WRITTEN EXERCISE | Read the records and gather each line that includes "address".

EXTRACTED ENTRIES |

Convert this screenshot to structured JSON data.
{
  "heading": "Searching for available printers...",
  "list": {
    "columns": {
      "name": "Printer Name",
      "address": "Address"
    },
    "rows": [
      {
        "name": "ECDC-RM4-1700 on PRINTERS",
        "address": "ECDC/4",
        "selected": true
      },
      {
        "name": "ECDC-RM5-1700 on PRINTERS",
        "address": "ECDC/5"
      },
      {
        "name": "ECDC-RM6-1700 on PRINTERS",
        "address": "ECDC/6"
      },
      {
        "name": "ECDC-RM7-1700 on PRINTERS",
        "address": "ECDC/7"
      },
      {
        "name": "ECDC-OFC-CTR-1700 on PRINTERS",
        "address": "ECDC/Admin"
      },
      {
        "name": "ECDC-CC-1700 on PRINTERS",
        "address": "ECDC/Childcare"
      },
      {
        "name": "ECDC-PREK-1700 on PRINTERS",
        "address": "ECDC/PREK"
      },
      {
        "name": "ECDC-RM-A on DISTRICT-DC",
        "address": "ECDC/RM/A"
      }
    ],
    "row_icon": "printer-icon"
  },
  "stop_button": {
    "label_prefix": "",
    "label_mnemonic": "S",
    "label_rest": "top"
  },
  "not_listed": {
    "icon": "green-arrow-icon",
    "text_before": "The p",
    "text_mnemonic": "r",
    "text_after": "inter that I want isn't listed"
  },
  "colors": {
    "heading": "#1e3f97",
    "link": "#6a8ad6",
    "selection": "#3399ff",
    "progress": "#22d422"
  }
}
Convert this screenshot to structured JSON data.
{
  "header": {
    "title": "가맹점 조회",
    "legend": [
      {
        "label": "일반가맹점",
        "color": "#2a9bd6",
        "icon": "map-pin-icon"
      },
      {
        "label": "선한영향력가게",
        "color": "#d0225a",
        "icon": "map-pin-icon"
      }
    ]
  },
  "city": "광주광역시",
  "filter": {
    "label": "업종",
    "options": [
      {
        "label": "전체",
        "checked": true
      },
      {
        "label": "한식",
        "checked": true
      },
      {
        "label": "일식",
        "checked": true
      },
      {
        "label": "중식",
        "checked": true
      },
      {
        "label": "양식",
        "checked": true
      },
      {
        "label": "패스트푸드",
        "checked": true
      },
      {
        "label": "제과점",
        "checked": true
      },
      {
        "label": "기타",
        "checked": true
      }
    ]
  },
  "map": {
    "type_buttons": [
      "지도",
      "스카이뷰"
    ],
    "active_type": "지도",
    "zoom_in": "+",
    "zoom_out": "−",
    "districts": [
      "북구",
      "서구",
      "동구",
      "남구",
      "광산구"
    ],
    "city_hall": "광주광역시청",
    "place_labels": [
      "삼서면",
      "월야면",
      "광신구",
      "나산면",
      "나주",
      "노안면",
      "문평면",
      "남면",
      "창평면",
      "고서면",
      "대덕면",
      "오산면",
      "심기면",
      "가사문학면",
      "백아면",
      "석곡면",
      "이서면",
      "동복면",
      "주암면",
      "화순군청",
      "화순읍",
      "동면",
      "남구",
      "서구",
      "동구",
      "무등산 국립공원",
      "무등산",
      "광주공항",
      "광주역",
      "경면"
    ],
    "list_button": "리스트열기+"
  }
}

OUTPUT FOR THIS TASK |
      "address": "Address"
        "address": "ECDC/4",
        "address": "ECDC/5"
        "address": "ECDC/6"
        "address": "ECDC/7"
        "address": "ECDC/Admin"
        "address": "ECDC/Childcare"
        "address": "ECDC/PREK"
        "address": "ECDC/RM/A"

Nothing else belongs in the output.